> What needs to be done:
Every record here should be printed again exactly.

> Records to use:
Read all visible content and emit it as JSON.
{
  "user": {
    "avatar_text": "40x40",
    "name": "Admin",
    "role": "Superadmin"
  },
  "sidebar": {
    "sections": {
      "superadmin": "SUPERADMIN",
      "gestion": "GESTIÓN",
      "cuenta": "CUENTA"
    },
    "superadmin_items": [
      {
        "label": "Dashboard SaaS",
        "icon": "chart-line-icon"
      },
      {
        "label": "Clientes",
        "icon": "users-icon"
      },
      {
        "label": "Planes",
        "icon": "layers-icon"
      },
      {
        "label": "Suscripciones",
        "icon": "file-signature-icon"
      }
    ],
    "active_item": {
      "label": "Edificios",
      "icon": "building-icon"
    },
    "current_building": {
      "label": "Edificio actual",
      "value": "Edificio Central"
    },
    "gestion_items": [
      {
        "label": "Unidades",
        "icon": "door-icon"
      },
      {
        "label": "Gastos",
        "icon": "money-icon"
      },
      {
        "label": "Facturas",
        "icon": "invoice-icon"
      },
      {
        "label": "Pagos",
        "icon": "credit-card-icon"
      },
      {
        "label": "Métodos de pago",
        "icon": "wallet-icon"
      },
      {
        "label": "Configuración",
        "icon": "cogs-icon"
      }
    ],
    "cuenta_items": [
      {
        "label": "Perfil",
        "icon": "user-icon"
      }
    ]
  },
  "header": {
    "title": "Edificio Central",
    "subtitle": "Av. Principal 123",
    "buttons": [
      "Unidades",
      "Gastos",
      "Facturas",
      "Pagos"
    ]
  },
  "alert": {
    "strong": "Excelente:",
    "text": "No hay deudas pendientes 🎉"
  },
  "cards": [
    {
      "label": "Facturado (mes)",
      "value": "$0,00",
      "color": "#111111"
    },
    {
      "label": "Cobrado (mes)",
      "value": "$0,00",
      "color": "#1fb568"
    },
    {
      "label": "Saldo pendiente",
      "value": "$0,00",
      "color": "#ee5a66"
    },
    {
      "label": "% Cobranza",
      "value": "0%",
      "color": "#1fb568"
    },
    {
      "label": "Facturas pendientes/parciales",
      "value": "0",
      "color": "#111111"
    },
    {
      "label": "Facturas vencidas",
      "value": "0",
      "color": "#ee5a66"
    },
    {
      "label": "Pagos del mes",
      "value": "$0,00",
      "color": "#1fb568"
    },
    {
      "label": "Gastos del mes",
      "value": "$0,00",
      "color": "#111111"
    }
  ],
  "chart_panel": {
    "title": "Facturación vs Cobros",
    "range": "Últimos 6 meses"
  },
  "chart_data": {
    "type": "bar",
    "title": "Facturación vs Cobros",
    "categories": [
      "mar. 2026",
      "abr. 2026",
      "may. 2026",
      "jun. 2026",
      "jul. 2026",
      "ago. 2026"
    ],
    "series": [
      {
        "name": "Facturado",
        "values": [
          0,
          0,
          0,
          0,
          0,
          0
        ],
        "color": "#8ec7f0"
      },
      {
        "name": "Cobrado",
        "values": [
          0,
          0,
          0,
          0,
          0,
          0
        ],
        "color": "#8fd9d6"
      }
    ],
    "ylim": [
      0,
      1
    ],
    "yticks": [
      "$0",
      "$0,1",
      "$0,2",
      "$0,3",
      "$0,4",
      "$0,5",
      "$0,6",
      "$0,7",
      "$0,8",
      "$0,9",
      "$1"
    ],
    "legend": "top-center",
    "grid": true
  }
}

> Finished answer:
Read all visible content and emit it as JSON.
{
  "user": {
    "avatar_text": "40x40",
    "name": "Admin",
    "role": "Superadmin"
  },
  "sidebar": {
    "sections": {
      "superadmin": "SUPERADMIN",
      "gestion": "GESTIÓN",
      "cuenta": "CUENTA"
    },
    "superadmin_items": [
      {
        "label": "Dashboard SaaS",
        "icon": "chart-line-icon"
      },
      {
        "label": "Clientes",
        "icon": "users-icon"
      },
      {
        "label": "Planes",
        "icon": "layers-icon"
      },
      {
        "label": "Suscripciones",
        "icon": "file-signature-icon"
      }
    ],
    "active_item": {
      "label": "Edificios",
      "icon": "building-icon"
    },
    "current_building": {
      "label": "Edificio actual",
      "value": "Edificio Central"
    },
    "gestion_items": [
      {
        "label": "Unidades",
        "icon": "door-icon"
      },
      {
        "label": "Gastos",
        "icon": "money-icon"
      },
      {
        "label": "Facturas",
        "icon": "invoice-icon"
      },
      {
        "label": "Pagos",
        "icon": "credit-card-icon"
      },
      {
        "label": "Métodos de pago",
        "icon": "wallet-icon"
      },
      {
        "label": "Configuración",
        "icon": "cogs-icon"
      }
    ],
    "cuenta_items": [
      {
        "label": "Perfil",
        "icon": "user-icon"
      }
    ]
  },
  "header": {
    "title": "Edificio Central",
    "subtitle": "Av. Principal 123",
    "buttons": [
      "Unidades",
      "Gastos",
      "Facturas",
      "Pagos"
    ]
  },
  "alert": {
    "strong": "Excelente:",
    "text": "No hay deudas pendientes 🎉"
  },
  "cards": [
    {
      "label": "Facturado (mes)",
      "value": "$0,00",
      "color": "#111111"
    },
    {
      "label": "Cobrado (mes)",
      "value": "$0,00",
      "color": "#1fb568"
    },
    {
      "label": "Saldo pendiente",
      "value": "$0,00",
      "color": "#ee5a66"
    },
    {
      "label": "% Cobranza",
      "value": "0%",
      "color": "#1fb568"
    },
    {
      "label": "Facturas pendientes/parciales",
      "value": "0",
      "color": "#111111"
    },
    {
      "label": "Facturas vencidas",
      "value": "0",
      "color": "#ee5a66"
    },
    {
      "label": "Pagos del mes",
      "value": "$0,00",
      "color": "#1fb568"
    },
    {
      "label": "Gastos del mes",
      "value": "$0,00",
      "color": "#111111"
    }
  ],
  "chart_panel": {
    "title": "Facturación vs Cobros",
    "range": "Últimos 6 meses"
  },
  "chart_data": {
    "type": "bar",
    "title": "Facturación vs Cobros",
    "categories": [
      "mar. 2026",
      "abr. 2026",
      "may. 2026",
      "jun. 2026",
      "jul. 2026",
      "ago. 2026"
    ],
    "series": [
      {
        "name": "Facturado",
        "values": [
          0,
          0,
          0,
          0,
          0,
          0
        ],
        "color": "#8ec7f0"
      },
      {
        "name": "Cobrado",
        "values": [
          0,
          0,
          0,
          0,
          0,
          0
        ],
        "color": "#8fd9d6"
      }
    ],
    "ylim": [
      0,
      1
    ],
    "yticks": [
      "$0",
      "$0,1",
      "$0,2",
      "$0,3",
      "$0,4",
      "$0,5",
      "$0,6",
      "$0,7",
      "$0,8",
      "$0,9",
      "$1"
    ],
    "legend": "top-center",
    "grid": true
  }
}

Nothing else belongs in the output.